Zernikes

Prysm supports two flavors of Zernike polynomials; the Fringe set up to the 49th term, and the Zemax Standard set up to the 48th term. They have identical interfaces, so only one will be shown here.

Zernike notations are a subclass of Pupil, so they support the same arguments to __init__;

>>> from prysm import FringeZernike, StandardZernike
>>> p = FringeZernike(samples=123, epd=456.7, wavelength=1.0, opd_unit='nm', mask='dodecagon')

There are additional keyword arguments for each term, and the base (0 or 1) can be supplied; with base 0, the terms start at Z0 and range to Z48. With base 1, they start at Z1 and range to Z49 (or Z48, for Standard Zernikes). The Fringe set can also be used with unit RMS amplitude via the rms_norm keyword argument. Both notations also have nice print statements.

>>> p2 = FringeZernike(Z1=1, Z9=1, Z48=1, base=0, rms_norm=True)
>>> print(p2)
rms normalized Fringe Zernike description with:
        +1.000 Z1 - Tip (Y)

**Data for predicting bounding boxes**
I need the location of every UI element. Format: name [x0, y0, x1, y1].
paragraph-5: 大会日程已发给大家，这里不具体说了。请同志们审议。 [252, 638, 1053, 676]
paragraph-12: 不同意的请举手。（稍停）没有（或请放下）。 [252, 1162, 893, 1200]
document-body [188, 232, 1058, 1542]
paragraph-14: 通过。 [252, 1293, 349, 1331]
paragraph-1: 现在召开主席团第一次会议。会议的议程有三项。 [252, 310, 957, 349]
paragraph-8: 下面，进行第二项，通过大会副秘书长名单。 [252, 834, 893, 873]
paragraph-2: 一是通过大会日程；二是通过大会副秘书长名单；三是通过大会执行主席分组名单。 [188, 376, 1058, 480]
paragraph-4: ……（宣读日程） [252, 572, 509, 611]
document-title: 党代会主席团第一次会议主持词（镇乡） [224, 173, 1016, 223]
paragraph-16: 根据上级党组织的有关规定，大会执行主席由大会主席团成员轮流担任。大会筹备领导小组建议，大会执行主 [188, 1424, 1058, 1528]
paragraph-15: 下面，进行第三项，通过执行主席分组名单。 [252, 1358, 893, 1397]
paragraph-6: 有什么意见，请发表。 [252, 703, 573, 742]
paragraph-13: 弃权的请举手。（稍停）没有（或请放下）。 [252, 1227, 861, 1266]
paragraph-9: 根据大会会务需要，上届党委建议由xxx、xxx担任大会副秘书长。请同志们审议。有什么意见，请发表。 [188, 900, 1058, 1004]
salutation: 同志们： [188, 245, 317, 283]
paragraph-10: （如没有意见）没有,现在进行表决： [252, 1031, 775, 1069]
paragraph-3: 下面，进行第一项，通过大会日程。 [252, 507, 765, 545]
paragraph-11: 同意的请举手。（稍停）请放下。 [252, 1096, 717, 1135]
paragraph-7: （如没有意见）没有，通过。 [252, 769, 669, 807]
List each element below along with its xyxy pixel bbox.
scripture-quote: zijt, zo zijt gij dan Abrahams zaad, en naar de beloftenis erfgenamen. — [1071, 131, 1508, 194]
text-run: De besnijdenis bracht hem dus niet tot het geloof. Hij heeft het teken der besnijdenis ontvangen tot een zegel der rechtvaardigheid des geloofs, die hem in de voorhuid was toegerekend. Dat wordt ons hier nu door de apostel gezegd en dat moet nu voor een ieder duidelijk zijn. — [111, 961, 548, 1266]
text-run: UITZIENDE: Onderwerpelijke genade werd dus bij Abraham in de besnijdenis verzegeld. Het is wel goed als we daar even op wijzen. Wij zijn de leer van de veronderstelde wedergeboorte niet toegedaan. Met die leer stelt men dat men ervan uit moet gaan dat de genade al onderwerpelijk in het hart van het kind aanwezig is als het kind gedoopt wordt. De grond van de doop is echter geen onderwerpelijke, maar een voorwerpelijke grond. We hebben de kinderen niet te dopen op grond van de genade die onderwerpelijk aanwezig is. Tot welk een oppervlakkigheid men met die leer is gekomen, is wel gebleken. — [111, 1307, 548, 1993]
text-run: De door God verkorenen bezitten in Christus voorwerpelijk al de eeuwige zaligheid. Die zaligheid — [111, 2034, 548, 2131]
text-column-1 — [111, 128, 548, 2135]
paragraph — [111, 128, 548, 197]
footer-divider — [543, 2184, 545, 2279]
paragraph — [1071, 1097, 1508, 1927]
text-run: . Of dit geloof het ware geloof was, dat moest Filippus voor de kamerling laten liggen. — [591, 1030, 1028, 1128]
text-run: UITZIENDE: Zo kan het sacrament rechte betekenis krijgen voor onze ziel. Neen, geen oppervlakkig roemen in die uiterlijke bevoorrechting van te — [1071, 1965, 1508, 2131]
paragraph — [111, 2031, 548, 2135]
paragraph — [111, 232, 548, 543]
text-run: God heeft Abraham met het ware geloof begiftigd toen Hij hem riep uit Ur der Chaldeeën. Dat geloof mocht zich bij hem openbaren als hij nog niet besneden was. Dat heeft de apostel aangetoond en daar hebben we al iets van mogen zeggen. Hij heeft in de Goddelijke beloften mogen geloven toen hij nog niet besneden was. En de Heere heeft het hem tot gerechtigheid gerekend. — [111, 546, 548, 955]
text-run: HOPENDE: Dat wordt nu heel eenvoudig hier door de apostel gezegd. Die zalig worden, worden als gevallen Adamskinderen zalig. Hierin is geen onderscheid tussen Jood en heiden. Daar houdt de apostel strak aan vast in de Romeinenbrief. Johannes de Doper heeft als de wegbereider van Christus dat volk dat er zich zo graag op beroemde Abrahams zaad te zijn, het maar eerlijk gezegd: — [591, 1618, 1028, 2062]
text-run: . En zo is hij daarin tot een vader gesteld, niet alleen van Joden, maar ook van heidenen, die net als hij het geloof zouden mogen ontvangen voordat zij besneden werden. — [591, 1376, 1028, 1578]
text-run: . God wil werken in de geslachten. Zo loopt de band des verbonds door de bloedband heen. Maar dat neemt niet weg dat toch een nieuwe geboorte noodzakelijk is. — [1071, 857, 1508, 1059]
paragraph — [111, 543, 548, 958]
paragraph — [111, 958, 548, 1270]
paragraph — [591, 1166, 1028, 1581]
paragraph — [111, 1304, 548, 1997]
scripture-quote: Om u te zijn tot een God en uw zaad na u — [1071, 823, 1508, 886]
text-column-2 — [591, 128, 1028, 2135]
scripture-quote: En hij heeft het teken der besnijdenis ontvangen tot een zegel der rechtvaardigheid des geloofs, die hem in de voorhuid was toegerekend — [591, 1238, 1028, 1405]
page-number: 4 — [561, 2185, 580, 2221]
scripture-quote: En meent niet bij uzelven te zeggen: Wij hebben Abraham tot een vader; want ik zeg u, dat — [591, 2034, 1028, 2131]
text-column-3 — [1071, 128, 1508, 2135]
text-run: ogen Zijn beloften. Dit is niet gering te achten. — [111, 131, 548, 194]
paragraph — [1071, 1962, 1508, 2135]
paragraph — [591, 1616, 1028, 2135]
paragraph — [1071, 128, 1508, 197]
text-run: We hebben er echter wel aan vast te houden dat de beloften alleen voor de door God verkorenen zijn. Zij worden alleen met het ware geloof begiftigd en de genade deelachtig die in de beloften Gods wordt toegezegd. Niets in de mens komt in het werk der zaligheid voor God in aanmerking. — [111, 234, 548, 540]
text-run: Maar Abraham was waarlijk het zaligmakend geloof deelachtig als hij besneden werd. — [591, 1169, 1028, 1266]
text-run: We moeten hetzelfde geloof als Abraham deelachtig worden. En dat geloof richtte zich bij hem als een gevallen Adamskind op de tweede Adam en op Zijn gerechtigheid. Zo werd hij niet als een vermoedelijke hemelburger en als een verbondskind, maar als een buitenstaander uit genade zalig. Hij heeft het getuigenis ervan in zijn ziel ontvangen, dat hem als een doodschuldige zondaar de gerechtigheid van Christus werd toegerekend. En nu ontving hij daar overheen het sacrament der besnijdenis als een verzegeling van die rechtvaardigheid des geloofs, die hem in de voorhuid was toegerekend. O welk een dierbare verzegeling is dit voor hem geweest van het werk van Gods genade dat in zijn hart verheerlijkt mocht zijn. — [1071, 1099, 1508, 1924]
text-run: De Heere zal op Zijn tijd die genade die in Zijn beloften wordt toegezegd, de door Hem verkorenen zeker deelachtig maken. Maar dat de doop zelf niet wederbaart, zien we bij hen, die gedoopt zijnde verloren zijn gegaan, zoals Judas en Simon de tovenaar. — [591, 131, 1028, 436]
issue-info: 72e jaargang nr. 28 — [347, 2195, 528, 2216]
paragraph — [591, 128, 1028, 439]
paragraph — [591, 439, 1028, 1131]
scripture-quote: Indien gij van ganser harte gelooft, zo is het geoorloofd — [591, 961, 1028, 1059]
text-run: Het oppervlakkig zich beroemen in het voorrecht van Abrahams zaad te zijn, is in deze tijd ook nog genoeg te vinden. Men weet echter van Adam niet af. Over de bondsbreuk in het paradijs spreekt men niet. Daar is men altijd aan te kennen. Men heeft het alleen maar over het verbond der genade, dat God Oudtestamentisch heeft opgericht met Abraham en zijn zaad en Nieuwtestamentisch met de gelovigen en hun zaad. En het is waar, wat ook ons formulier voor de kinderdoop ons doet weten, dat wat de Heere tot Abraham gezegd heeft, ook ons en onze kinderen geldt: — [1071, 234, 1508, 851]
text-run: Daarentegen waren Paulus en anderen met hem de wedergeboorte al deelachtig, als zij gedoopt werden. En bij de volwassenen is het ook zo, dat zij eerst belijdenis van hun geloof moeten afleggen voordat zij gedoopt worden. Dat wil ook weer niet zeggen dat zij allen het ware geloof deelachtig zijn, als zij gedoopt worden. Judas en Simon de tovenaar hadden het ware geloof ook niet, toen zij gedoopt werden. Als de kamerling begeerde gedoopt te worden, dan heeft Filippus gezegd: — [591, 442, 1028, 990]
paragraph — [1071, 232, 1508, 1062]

**EXERCISE INSTRUCTIONS**
a - According to the Zernike documentation, up to which term does prysm support the Zemax Standard set?
b - Please extend the Zernike documentation, picking up after its last line.

**WRITTEN RESPONSES**
a - The 48th term.

b -
        +1.000 Z9 - Primary Trefoil Y
        +1.000 Z48 - Quinternary Spherical
        13.300 PV, 1.722 RMS

Notice that the RMS value is equal to sqrt(1^2 + 1^2 + 1^2) = sqrt(3) = 1.732 ~= 1.722. The difference of ~1% is due to the array sizes used by prysm by default, if increased, e.g. by adding samples=1204 to the above p2 = FringeZernike(...) line, the value would converge to the analytical one.

See pupils for information about general pupil functions. Below, the Fringe type of Zernike description has its full documentation printed.


class prysm.fringezernike.FringeZernike(*args, **kwargs)[source]

Bases: prysm.pupil.Pupil

build()[source]
Uses the wavefront coefficients stored in this class instance to
build a wavefront model.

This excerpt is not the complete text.